Exercise aim: Repeat the material below exactly, with no pictures.

(Entries with figure data)
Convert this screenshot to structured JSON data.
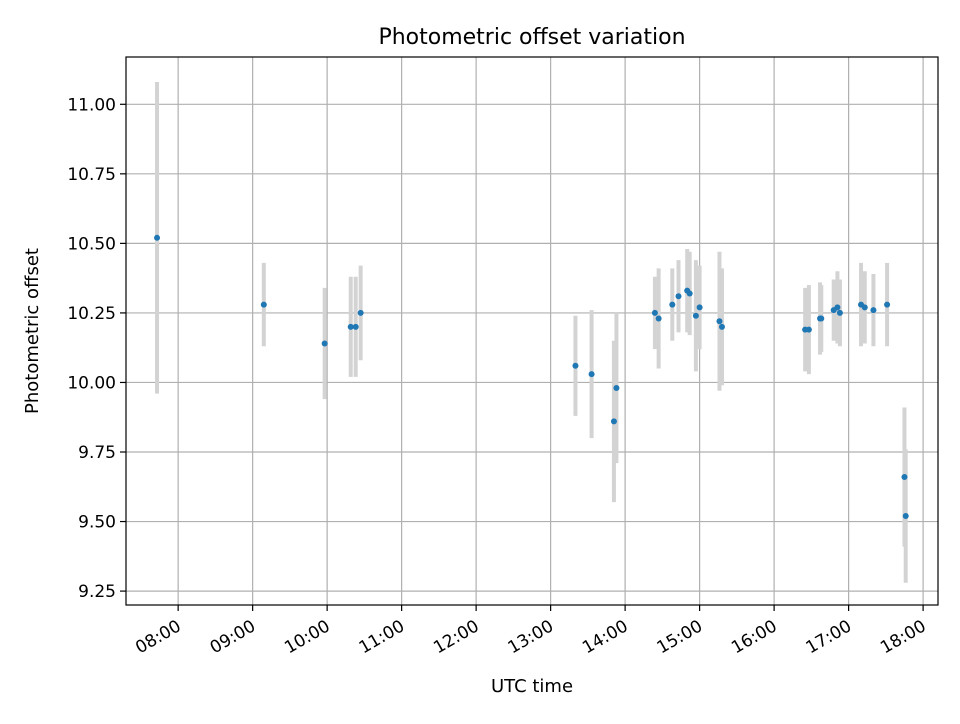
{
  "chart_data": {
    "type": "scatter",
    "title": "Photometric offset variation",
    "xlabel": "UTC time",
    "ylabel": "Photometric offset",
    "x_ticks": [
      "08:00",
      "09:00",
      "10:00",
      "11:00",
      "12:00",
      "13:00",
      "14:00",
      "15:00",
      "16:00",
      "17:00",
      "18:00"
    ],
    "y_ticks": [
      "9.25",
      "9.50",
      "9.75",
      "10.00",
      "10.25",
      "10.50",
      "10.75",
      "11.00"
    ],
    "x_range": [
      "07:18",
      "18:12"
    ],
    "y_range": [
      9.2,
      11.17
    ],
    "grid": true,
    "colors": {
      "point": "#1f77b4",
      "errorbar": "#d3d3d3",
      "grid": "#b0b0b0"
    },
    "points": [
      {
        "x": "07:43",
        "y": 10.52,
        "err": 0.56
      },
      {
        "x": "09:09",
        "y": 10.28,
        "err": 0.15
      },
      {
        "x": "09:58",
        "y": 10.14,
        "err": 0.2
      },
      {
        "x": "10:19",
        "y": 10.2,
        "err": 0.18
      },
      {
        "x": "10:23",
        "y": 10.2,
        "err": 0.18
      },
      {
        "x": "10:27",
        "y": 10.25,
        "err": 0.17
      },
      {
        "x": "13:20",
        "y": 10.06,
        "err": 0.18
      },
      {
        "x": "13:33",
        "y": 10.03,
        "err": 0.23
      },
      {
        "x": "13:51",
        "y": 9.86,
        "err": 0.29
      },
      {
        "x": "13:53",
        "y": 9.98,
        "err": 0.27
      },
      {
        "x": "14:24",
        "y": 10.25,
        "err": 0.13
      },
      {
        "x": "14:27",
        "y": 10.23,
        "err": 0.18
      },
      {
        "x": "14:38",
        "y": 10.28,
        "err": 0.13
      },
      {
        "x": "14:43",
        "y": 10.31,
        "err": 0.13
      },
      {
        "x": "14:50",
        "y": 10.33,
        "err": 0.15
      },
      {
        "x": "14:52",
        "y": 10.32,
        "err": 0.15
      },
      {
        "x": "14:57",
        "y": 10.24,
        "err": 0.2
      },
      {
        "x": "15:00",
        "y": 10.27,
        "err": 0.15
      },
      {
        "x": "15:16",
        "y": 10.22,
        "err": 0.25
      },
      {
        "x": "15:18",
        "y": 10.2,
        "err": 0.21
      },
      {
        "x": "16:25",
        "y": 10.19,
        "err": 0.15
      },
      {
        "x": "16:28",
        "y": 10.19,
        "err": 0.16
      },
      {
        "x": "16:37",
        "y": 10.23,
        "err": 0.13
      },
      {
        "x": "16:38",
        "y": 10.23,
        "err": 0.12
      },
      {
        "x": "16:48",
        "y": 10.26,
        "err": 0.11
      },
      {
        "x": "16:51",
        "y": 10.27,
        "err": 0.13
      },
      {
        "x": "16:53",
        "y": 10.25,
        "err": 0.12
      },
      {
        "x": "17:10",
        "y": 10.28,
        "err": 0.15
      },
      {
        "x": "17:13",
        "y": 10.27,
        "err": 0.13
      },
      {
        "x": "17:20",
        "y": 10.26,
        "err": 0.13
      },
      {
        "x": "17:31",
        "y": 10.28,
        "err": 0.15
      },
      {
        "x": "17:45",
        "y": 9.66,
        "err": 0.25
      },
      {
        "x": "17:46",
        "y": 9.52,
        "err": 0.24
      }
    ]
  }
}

Correct output:
Convert this screenshot to structured JSON data.
{
  "chart_data": {
    "type": "scatter",
    "title": "Photometric offset variation",
    "xlabel": "UTC time",
    "ylabel": "Photometric offset",
    "x_ticks": [
      "08:00",
      "09:00",
      "10:00",
      "11:00",
      "12:00",
      "13:00",
      "14:00",
      "15:00",
      "16:00",
      "17:00",
      "18:00"
    ],
    "y_ticks": [
      "9.25",
      "9.50",
      "9.75",
      "10.00",
      "10.25",
      "10.50",
      "10.75",
      "11.00"
    ],
    "x_range": [
      "07:18",
      "18:12"
    ],
    "y_range": [
      9.2,
      11.17
    ],
    "grid": true,
    "colors": {
      "point": "#1f77b4",
      "errorbar": "#d3d3d3",
      "grid": "#b0b0b0"
    },
    "points": [
      {
        "x": "07:43",
        "y": 10.52,
        "err": 0.56
      },
      {
        "x": "09:09",
        "y": 10.28,
        "err": 0.15
      },
      {
        "x": "09:58",
        "y": 10.14,
        "err": 0.2
      },
      {
        "x": "10:19",
        "y": 10.2,
        "err": 0.18
      },
      {
        "x": "10:23",
        "y": 10.2,
        "err": 0.18
      },
      {
        "x": "10:27",
        "y": 10.25,
        "err": 0.17
      },
      {
        "x": "13:20",
        "y": 10.06,
        "err": 0.18
      },
      {
        "x": "13:33",
        "y": 10.03,
        "err": 0.23
      },
      {
        "x": "13:51",
        "y": 9.86,
        "err": 0.29
      },
      {
        "x": "13:53",
        "y": 9.98,
        "err": 0.27
      },
      {
        "x": "14:24",
        "y": 10.25,
        "err": 0.13
      },
      {
        "x": "14:27",
        "y": 10.23,
        "err": 0.18
      },
      {
        "x": "14:38",
        "y": 10.28,
        "err": 0.13
      },
      {
        "x": "14:43",
        "y": 10.31,
        "err": 0.13
      },
      {
        "x": "14:50",
        "y": 10.33,
        "err": 0.15
      },
      {
        "x": "14:52",
        "y": 10.32,
        "err": 0.15
      },
      {
        "x": "14:57",
        "y": 10.24,
        "err": 0.2
      },
      {
        "x": "15:00",
        "y": 10.27,
        "err": 0.15
      },
      {
        "x": "15:16",
        "y": 10.22,
        "err": 0.25
      },
      {
        "x": "15:18",
        "y": 10.2,
        "err": 0.21
      },
      {
        "x": "16:25",
        "y": 10.19,
        "err": 0.15
      },
      {
        "x": "16:28",
        "y": 10.19,
        "err": 0.16
      },
      {
        "x": "16:37",
        "y": 10.23,
        "err": 0.13
      },
      {
        "x": "16:38",
        "y": 10.23,
        "err": 0.12
      },
      {
        "x": "16:48",
        "y": 10.26,
        "err": 0.11
      },
      {
        "x": "16:51",
        "y": 10.27,
        "err": 0.13
      },
      {
        "x": "16:53",
        "y": 10.25,
        "err": 0.12
      },
      {
        "x": "17:10",
        "y": 10.28,
        "err": 0.15
      },
      {
        "x": "17:13",
        "y": 10.27,
        "err": 0.13
      },
      {
        "x": "17:20",
        "y": 10.26,
        "err": 0.13
      },
      {
        "x": "17:31",
        "y": 10.28,
        "err": 0.15
      },
      {
        "x": "17:45",
        "y": 9.66,
        "err": 0.25
      },
      {
        "x": "17:46",
        "y": 9.52,
        "err": 0.24
      }
    ]
  }
}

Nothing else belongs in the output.